STORED RECORDS:

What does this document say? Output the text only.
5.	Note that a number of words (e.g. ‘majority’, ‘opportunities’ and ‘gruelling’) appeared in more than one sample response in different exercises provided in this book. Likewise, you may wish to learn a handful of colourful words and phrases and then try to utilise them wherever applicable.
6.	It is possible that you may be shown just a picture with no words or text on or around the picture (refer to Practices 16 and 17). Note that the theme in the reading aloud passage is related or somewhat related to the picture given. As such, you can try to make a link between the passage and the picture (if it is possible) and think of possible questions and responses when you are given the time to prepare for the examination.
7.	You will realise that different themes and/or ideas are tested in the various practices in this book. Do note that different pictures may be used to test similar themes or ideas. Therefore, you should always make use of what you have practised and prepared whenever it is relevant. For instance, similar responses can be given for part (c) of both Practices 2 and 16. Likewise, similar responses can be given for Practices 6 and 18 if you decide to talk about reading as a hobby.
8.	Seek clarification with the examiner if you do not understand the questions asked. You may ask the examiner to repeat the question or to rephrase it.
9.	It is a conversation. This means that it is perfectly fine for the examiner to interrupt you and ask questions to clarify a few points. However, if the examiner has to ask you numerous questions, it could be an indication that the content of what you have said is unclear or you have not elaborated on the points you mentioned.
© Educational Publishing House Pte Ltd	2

REQUEST: Transcribe each record exactly. Leave nothing out.

SOLUTION TO THIS EXERCISE:
What does this document say? Output the text only.
5.	Note that a number of words (e.g. ‘majority’, ‘opportunities’ and ‘gruelling’) appeared in more than one sample response in different exercises provided in this book. Likewise, you may wish to learn a handful of colourful words and phrases and then try to utilise them wherever applicable.
6.	It is possible that you may be shown just a picture with no words or text on or around the picture (refer to Practices 16 and 17). Note that the theme in the reading aloud passage is related or somewhat related to the picture given. As such, you can try to make a link between the passage and the picture (if it is possible) and think of possible questions and responses when you are given the time to prepare for the examination.
7.	You will realise that different themes and/or ideas are tested in the various practices in this book. Do note that different pictures may be used to test similar themes or ideas. Therefore, you should always make use of what you have practised and prepared whenever it is relevant. For instance, similar responses can be given for part (c) of both Practices 2 and 16. Likewise, similar responses can be given for Practices 6 and 18 if you decide to talk about reading as a hobby.
8.	Seek clarification with the examiner if you do not understand the questions asked. You may ask the examiner to repeat the question or to rephrase it.
9.	It is a conversation. This means that it is perfectly fine for the examiner to interrupt you and ask questions to clarify a few points. However, if the examiner has to ask you numerous questions, it could be an indication that the content of what you have said is unclear or you have not elaborated on the points you mentioned.
© Educational Publishing House Pte Ltd	2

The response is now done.